### WORK TO DO
Copy every line of the entries that includes the word "xlabel".

-- begin STORED RECORDS --

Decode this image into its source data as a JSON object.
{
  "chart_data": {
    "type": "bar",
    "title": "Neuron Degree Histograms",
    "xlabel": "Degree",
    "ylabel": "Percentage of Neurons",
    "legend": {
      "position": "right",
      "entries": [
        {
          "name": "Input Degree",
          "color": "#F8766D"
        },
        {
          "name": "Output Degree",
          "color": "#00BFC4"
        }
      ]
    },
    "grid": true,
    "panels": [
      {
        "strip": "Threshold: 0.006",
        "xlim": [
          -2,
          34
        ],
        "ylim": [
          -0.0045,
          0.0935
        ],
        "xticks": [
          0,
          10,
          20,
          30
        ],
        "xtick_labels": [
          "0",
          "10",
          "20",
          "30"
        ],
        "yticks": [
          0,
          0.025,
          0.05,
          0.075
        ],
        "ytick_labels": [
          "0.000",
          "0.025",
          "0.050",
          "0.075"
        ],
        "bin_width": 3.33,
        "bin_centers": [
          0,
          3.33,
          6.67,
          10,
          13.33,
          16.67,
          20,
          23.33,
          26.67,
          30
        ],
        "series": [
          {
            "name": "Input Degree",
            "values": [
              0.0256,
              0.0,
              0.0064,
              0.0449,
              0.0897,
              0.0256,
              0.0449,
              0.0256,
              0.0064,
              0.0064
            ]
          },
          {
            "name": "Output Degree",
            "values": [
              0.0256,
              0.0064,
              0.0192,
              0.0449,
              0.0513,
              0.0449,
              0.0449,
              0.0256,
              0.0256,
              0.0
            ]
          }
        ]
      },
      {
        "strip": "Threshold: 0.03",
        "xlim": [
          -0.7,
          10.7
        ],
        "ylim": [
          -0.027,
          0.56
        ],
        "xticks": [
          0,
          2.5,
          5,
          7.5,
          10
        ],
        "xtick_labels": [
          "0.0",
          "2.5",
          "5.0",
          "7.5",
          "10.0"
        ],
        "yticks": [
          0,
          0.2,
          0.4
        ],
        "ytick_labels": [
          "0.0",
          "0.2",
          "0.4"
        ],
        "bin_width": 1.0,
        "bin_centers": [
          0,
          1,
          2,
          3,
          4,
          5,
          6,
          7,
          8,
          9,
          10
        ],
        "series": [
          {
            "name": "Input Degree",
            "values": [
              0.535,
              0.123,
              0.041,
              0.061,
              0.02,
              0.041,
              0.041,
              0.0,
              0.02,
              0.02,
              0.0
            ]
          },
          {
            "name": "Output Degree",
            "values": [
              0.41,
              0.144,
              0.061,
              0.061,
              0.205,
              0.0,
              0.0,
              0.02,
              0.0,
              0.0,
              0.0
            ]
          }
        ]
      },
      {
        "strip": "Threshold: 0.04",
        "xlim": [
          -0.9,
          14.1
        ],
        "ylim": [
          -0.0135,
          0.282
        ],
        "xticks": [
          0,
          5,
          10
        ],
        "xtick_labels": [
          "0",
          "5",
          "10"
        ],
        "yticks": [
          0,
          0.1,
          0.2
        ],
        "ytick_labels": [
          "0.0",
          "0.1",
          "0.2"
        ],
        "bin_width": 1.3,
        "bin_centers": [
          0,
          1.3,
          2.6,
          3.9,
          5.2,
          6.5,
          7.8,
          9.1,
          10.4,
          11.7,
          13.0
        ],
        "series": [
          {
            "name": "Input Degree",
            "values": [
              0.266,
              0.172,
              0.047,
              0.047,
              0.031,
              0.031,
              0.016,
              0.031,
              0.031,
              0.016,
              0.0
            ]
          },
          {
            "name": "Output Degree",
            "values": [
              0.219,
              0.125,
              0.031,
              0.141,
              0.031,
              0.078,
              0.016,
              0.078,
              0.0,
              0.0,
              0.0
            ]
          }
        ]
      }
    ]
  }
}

-- end STORED RECORDS --
-- begin STORED RECORDS --

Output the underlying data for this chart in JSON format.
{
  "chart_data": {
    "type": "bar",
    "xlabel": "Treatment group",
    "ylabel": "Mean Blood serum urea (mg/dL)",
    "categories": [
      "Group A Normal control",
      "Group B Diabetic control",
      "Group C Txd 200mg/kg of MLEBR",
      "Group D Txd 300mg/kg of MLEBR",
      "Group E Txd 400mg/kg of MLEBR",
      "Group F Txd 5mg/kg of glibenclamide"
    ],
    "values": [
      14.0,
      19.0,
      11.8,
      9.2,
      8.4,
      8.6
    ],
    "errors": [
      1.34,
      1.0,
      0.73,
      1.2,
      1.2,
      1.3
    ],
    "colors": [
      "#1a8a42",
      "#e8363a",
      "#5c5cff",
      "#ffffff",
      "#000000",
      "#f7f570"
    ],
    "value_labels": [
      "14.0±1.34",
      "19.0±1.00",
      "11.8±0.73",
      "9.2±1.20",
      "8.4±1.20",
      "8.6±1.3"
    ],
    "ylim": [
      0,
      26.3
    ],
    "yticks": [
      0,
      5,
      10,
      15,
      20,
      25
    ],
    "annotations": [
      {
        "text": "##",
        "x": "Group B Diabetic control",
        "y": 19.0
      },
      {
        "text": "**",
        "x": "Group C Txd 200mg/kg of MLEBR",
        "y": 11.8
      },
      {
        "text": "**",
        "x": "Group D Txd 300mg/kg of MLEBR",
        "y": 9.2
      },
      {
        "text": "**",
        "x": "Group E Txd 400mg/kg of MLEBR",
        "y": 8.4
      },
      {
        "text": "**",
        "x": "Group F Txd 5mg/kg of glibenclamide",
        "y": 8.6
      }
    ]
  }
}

-- end STORED RECORDS --

### OUTPUT OF THE TASK
    "xlabel": "Degree",
    "xlabel": "Treatment group",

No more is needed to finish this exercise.